__Exercise task__
In the text about Sarah Siddons and her children below, which of her children became an actor?
BEGIN Text passage
As a conscientious mother, Mrs Siddons' instinct was to protect her daughters from the devil's profession of acting; as an actress, to protect herself from competition. She and William Siddons were anxious to secure conventional respectable lives for all their children. Only Henry, the eldest, became an actor. Their younger son, George, was a godson of the Prince of Wales, later George IV, and entered the Indian Civil Service.

In the character of a tender mother, with her son Henry Siddons, the only one of her children to follow his parents into the acting profession, in 'Isabella' by Thomas Southerne. Engraving, June 1785, London by Caldwall of a painting by William Hamilton © Victoria and Albert Museum.


Due to their mother's successful career, the girls were not brought up in expectation of having to work for a living. Mrs Siddons provided for them all their lives.


All three girls were articulate, attractive, self-assertive and strong-willed, raised in a cultured household, conversing with the leading writers, artists and actors of the day. The eldest, Sarah Martha, known to the family as Sally, was reputed to be an accomplished song-writer. Weakening health cut short any professional aspirations of the two elder girls, and the youngest was brought up from the age of nine to be her mother's companion and solace in retirement, a sacrifice made without complaint or surrender of individuality; after Mrs Siddons' death, with her comfortable inheritance, she lived an active and happy life.

Her daughters were not downtrodden; they respected their mother and her career; the highly intelligent eldest and youngest daughters were protective of her professional creative needs, which included being spared emotional upset at home. 

Like other loving mothers, the only thing Sarah Siddons, the prophetess of emotion on stage, could not save her daughters from was their own feelings. Sally never blamed her mother for the part she played in the psychological drama - it wasn't a love story - with Thomas Lawrence that overwhelmed all of them. 

Initially, Mrs Siddons was too blinded by her own affection for Lawrence to see the whirlpool into which he was pulling them; she was enjoying the undercurrent too much, that his confused feelings were flowing towards her, not her daughters.
END Text passage
BEGIN Given information
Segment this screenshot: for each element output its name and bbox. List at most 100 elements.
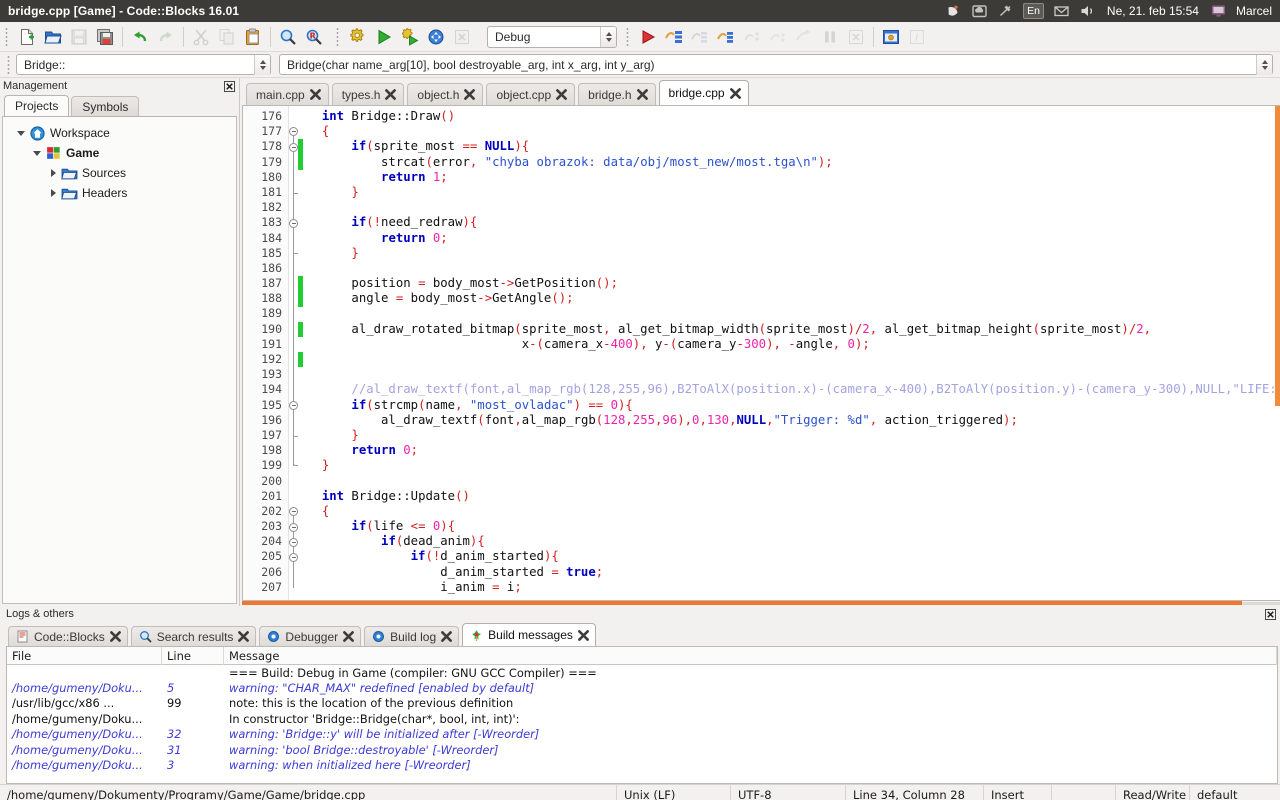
END Given information
__Written response__
Henry, the eldest.